Your objective: Copy out all the entries exactly.

Records supplied:
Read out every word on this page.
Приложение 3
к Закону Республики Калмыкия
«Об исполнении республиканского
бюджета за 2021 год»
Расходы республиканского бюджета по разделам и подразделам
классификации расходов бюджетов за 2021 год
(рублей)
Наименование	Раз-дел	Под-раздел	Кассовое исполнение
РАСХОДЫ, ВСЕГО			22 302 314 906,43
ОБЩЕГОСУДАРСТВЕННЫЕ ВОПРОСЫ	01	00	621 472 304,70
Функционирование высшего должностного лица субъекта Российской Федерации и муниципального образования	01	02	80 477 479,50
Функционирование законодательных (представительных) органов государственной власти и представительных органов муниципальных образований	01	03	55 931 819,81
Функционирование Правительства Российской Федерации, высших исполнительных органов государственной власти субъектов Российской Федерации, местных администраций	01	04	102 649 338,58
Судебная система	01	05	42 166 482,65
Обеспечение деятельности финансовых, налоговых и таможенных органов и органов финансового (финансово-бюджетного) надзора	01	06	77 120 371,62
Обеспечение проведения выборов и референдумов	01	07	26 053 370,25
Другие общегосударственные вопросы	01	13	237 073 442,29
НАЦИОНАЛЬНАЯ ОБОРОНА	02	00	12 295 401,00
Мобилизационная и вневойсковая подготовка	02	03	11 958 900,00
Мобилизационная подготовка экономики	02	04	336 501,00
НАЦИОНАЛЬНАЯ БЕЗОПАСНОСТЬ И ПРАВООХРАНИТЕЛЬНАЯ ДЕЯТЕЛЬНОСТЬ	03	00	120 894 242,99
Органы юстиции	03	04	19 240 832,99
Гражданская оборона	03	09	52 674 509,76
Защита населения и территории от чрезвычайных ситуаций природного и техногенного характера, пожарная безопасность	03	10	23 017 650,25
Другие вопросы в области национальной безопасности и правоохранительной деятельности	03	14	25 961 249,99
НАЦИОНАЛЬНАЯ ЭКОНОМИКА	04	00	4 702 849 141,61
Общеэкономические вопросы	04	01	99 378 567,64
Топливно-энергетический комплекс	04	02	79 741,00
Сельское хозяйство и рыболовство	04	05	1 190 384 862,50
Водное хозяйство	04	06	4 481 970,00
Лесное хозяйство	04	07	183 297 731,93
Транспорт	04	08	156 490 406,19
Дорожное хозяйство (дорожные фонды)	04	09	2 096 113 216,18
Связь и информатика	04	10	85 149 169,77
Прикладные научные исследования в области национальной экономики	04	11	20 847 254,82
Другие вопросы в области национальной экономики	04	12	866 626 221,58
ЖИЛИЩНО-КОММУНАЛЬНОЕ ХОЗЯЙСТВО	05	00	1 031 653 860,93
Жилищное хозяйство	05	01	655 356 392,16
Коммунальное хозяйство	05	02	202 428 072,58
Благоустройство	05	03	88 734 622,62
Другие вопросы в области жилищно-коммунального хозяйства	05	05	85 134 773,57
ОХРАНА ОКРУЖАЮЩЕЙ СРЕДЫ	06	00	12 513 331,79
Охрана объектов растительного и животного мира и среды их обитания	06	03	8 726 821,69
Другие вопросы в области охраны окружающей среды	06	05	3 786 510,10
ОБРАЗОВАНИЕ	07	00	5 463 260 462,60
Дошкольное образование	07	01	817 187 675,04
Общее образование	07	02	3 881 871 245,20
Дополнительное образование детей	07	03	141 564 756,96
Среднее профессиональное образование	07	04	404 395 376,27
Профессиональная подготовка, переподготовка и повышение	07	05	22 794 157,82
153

Finished exercise:
Read out every word on this page.
Приложение 3
к Закону Республики Калмыкия
«Об исполнении республиканского
бюджета за 2021 год»
Расходы республиканского бюджета по разделам и подразделам
классификации расходов бюджетов за 2021 год
(рублей)
Наименование	Раз-дел	Под-раздел	Кассовое исполнение
РАСХОДЫ, ВСЕГО			22 302 314 906,43
ОБЩЕГОСУДАРСТВЕННЫЕ ВОПРОСЫ	01	00	621 472 304,70
Функционирование высшего должностного лица субъекта Российской Федерации и муниципального образования	01	02	80 477 479,50
Функционирование законодательных (представительных) органов государственной власти и представительных органов муниципальных образований	01	03	55 931 819,81
Функционирование Правительства Российской Федерации, высших исполнительных органов государственной власти субъектов Российской Федерации, местных администраций	01	04	102 649 338,58
Судебная система	01	05	42 166 482,65
Обеспечение деятельности финансовых, налоговых и таможенных органов и органов финансового (финансово-бюджетного) надзора	01	06	77 120 371,62
Обеспечение проведения выборов и референдумов	01	07	26 053 370,25
Другие общегосударственные вопросы	01	13	237 073 442,29
НАЦИОНАЛЬНАЯ ОБОРОНА	02	00	12 295 401,00
Мобилизационная и вневойсковая подготовка	02	03	11 958 900,00
Мобилизационная подготовка экономики	02	04	336 501,00
НАЦИОНАЛЬНАЯ БЕЗОПАСНОСТЬ И ПРАВООХРАНИТЕЛЬНАЯ ДЕЯТЕЛЬНОСТЬ	03	00	120 894 242,99
Органы юстиции	03	04	19 240 832,99
Гражданская оборона	03	09	52 674 509,76
Защита населения и территории от чрезвычайных ситуаций природного и техногенного характера, пожарная безопасность	03	10	23 017 650,25
Другие вопросы в области национальной безопасности и правоохранительной деятельности	03	14	25 961 249,99
НАЦИОНАЛЬНАЯ ЭКОНОМИКА	04	00	4 702 849 141,61
Общеэкономические вопросы	04	01	99 378 567,64
Топливно-энергетический комплекс	04	02	79 741,00
Сельское хозяйство и рыболовство	04	05	1 190 384 862,50
Водное хозяйство	04	06	4 481 970,00
Лесное хозяйство	04	07	183 297 731,93
Транспорт	04	08	156 490 406,19
Дорожное хозяйство (дорожные фонды)	04	09	2 096 113 216,18
Связь и информатика	04	10	85 149 169,77
Прикладные научные исследования в области национальной экономики	04	11	20 847 254,82
Другие вопросы в области национальной экономики	04	12	866 626 221,58
ЖИЛИЩНО-КОММУНАЛЬНОЕ ХОЗЯЙСТВО	05	00	1 031 653 860,93
Жилищное хозяйство	05	01	655 356 392,16
Коммунальное хозяйство	05	02	202 428 072,58
Благоустройство	05	03	88 734 622,62
Другие вопросы в области жилищно-коммунального хозяйства	05	05	85 134 773,57
ОХРАНА ОКРУЖАЮЩЕЙ СРЕДЫ	06	00	12 513 331,79
Охрана объектов растительного и животного мира и среды их обитания	06	03	8 726 821,69
Другие вопросы в области охраны окружающей среды	06	05	3 786 510,10
ОБРАЗОВАНИЕ	07	00	5 463 260 462,60
Дошкольное образование	07	01	817 187 675,04
Общее образование	07	02	3 881 871 245,20
Дополнительное образование детей	07	03	141 564 756,96
Среднее профессиональное образование	07	04	404 395 376,27
Профессиональная подготовка, переподготовка и повышение	07	05	22 794 157,82
153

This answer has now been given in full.